--- begin ---

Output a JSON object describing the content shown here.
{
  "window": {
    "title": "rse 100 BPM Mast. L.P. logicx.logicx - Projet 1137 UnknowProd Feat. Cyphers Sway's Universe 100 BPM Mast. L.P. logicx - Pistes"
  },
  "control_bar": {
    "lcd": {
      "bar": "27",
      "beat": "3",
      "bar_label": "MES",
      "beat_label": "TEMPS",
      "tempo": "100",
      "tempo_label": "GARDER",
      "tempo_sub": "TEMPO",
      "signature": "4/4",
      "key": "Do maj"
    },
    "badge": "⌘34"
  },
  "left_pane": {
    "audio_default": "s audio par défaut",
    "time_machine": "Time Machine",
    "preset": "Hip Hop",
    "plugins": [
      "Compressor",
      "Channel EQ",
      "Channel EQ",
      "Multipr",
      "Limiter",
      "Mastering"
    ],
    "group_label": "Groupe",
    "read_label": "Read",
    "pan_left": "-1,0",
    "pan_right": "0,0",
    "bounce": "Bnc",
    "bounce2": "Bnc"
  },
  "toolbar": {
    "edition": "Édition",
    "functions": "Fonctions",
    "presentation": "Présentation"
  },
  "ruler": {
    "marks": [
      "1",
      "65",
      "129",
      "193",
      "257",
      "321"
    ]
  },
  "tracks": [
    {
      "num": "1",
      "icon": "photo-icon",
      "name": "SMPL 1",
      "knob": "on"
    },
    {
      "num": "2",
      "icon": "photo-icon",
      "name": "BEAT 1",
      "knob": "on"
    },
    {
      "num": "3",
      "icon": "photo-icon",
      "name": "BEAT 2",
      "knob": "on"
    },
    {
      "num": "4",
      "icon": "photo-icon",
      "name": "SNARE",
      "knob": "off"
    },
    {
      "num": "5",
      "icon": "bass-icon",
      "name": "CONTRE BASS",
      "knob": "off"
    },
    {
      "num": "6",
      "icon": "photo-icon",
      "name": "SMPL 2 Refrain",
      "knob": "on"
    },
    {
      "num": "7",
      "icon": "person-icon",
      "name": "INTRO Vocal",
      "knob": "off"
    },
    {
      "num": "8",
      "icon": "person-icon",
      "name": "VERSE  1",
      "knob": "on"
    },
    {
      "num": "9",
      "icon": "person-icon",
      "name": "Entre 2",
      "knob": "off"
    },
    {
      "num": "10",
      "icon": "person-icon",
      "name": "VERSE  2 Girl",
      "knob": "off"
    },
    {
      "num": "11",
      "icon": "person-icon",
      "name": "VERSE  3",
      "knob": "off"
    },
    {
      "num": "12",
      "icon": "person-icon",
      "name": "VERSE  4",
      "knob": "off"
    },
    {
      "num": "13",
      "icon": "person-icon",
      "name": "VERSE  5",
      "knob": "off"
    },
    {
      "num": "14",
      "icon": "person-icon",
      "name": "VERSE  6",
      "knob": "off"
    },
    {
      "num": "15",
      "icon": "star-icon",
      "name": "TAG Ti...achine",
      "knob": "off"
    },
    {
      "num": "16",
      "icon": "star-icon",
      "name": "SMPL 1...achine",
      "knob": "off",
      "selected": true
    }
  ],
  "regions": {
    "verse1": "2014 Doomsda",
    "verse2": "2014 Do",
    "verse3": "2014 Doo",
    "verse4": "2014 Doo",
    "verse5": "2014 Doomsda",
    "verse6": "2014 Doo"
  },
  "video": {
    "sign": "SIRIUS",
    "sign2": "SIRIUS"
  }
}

--- end ---

STATED EXERCISE
Would you reproduce the material above in full, exactly as given?

ANSWER TO THIS EXERCISE
Output a JSON object describing the content shown here.
{
  "window": {
    "title": "rse 100 BPM Mast. L.P. logicx.logicx - Projet 1137 UnknowProd Feat. Cyphers Sway's Universe 100 BPM Mast. L.P. logicx - Pistes"
  },
  "control_bar": {
    "lcd": {
      "bar": "27",
      "beat": "3",
      "bar_label": "MES",
      "beat_label": "TEMPS",
      "tempo": "100",
      "tempo_label": "GARDER",
      "tempo_sub": "TEMPO",
      "signature": "4/4",
      "key": "Do maj"
    },
    "badge": "⌘34"
  },
  "left_pane": {
    "audio_default": "s audio par défaut",
    "time_machine": "Time Machine",
    "preset": "Hip Hop",
    "plugins": [
      "Compressor",
      "Channel EQ",
      "Channel EQ",
      "Multipr",
      "Limiter",
      "Mastering"
    ],
    "group_label": "Groupe",
    "read_label": "Read",
    "pan_left": "-1,0",
    "pan_right": "0,0",
    "bounce": "Bnc",
    "bounce2": "Bnc"
  },
  "toolbar": {
    "edition": "Édition",
    "functions": "Fonctions",
    "presentation": "Présentation"
  },
  "ruler": {
    "marks": [
      "1",
      "65",
      "129",
      "193",
      "257",
      "321"
    ]
  },
  "tracks": [
    {
      "num": "1",
      "icon": "photo-icon",
      "name": "SMPL 1",
      "knob": "on"
    },
    {
      "num": "2",
      "icon": "photo-icon",
      "name": "BEAT 1",
      "knob": "on"
    },
    {
      "num": "3",
      "icon": "photo-icon",
      "name": "BEAT 2",
      "knob": "on"
    },
    {
      "num": "4",
      "icon": "photo-icon",
      "name": "SNARE",
      "knob": "off"
    },
    {
      "num": "5",
      "icon": "bass-icon",
      "name": "CONTRE BASS",
      "knob": "off"
    },
    {
      "num": "6",
      "icon": "photo-icon",
      "name": "SMPL 2 Refrain",
      "knob": "on"
    },
    {
      "num": "7",
      "icon": "person-icon",
      "name": "INTRO Vocal",
      "knob": "off"
    },
    {
      "num": "8",
      "icon": "person-icon",
      "name": "VERSE  1",
      "knob": "on"
    },
    {
      "num": "9",
      "icon": "person-icon",
      "name": "Entre 2",
      "knob": "off"
    },
    {
      "num": "10",
      "icon": "person-icon",
      "name": "VERSE  2 Girl",
      "knob": "off"
    },
    {
      "num": "11",
      "icon": "person-icon",
      "name": "VERSE  3",
      "knob": "off"
    },
    {
      "num": "12",
      "icon": "person-icon",
      "name": "VERSE  4",
      "knob": "off"
    },
    {
      "num": "13",
      "icon": "person-icon",
      "name": "VERSE  5",
      "knob": "off"
    },
    {
      "num": "14",
      "icon": "person-icon",
      "name": "VERSE  6",
      "knob": "off"
    },
    {
      "num": "15",
      "icon": "star-icon",
      "name": "TAG Ti...achine",
      "knob": "off"
    },
    {
      "num": "16",
      "icon": "star-icon",
      "name": "SMPL 1...achine",
      "knob": "off",
      "selected": true
    }
  ],
  "regions": {
    "verse1": "2014 Doomsda",
    "verse2": "2014 Do",
    "verse3": "2014 Doo",
    "verse4": "2014 Doo",
    "verse5": "2014 Doomsda",
    "verse6": "2014 Doo"
  },
  "video": {
    "sign": "SIRIUS",
    "sign2": "SIRIUS"
  }
}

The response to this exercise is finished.